• [Input rows]
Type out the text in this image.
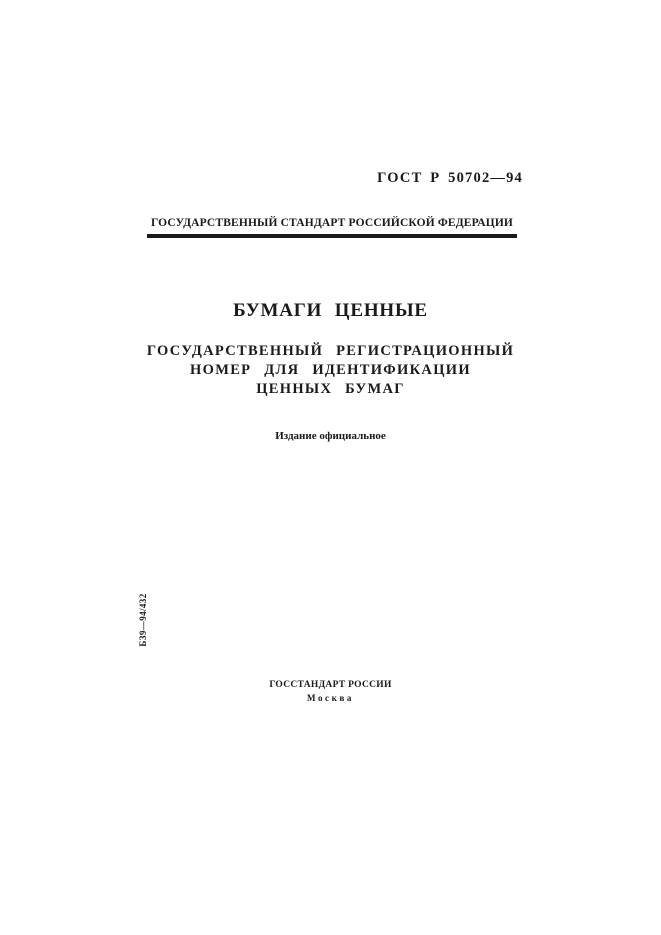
ГОСТ Р 50702—94
ГОСУДАРСТВЕННЫЙ СТАНДАРТ РОССИЙСКОЙ ФЕДЕРАЦИИ
БУМАГИ ЦЕННЫЕ
ГОСУДАРСТВЕННЫЙ РЕГИСТРАЦИОННЫЙ
НОМЕР ДЛЯ ИДЕНТИФИКАЦИИ
ЦЕННЫХ БУМАГ
Издание официальное
БЗ9—94/432
ГОССТАНДАРТ РОССИИ
Москва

• [What the exercise asks] Reproduce the whole listing word for word, setting aside any pictures.

• [Exercise response]
Type out the text in this image.
ГОСТ Р 50702—94
ГОСУДАРСТВЕННЫЙ СТАНДАРТ РОССИЙСКОЙ ФЕДЕРАЦИИ
БУМАГИ ЦЕННЫЕ
ГОСУДАРСТВЕННЫЙ РЕГИСТРАЦИОННЫЙ
НОМЕР ДЛЯ ИДЕНТИФИКАЦИИ
ЦЕННЫХ БУМАГ
Издание официальное
БЗ9—94/432
ГОССТАНДАРТ РОССИИ
Москва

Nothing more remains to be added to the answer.